▶ WRITTEN EXERCISE: Using the data below, copy every line that contains the word "damage".

▶ DATA TO USE:
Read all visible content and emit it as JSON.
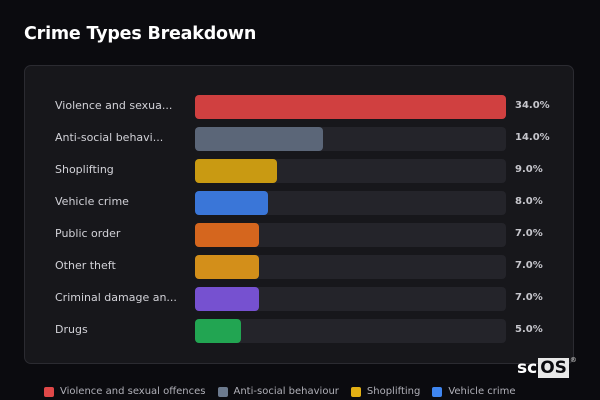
{
  "header": {
    "title": "Crime Types Breakdown"
  },
  "chart_data": {
    "type": "bar",
    "orientation": "horizontal",
    "title": "Crime Types Breakdown",
    "xlabel": "",
    "ylabel": "",
    "xlim": [
      0,
      34
    ],
    "grid": false,
    "legend_position": "bottom",
    "categories": [
      "Violence and sexual offences",
      "Anti-social behaviour",
      "Shoplifting",
      "Vehicle crime",
      "Public order",
      "Other theft",
      "Criminal damage and arson",
      "Drugs"
    ],
    "values": [
      34.0,
      14.0,
      9.0,
      8.0,
      7.0,
      7.0,
      7.0,
      5.0
    ],
    "units": "%"
  },
  "rows": [
    {
      "label": "Violence and sexua...",
      "value": 34.0,
      "pct": "34.0%",
      "color": "#d04040"
    },
    {
      "label": "Anti-social behavi...",
      "value": 14.0,
      "pct": "14.0%",
      "color": "#5b6678"
    },
    {
      "label": "Shoplifting",
      "value": 9.0,
      "pct": "9.0%",
      "color": "#c99a12"
    },
    {
      "label": "Vehicle crime",
      "value": 8.0,
      "pct": "8.0%",
      "color": "#3a76d8"
    },
    {
      "label": "Public order",
      "value": 7.0,
      "pct": "7.0%",
      "color": "#d5661e"
    },
    {
      "label": "Other theft",
      "value": 7.0,
      "pct": "7.0%",
      "color": "#d38f1a"
    },
    {
      "label": "Criminal damage an...",
      "value": 7.0,
      "pct": "7.0%",
      "color": "#7651d0"
    },
    {
      "label": "Drugs",
      "value": 5.0,
      "pct": "5.0%",
      "color": "#22a552"
    }
  ],
  "legend": [
    {
      "label": "Violence and sexual offences",
      "color": "#e04848"
    },
    {
      "label": "Anti-social behaviour",
      "color": "#6c7a8e"
    },
    {
      "label": "Shoplifting",
      "color": "#e3b014"
    },
    {
      "label": "Vehicle crime",
      "color": "#3f86f0"
    }
  ],
  "logo": {
    "text_a": "sc",
    "text_b": "OS",
    "mark": "®"
  }
}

▶ RIGHT ANSWER:
      "Criminal damage and arson",
      "label": "Criminal damage an...",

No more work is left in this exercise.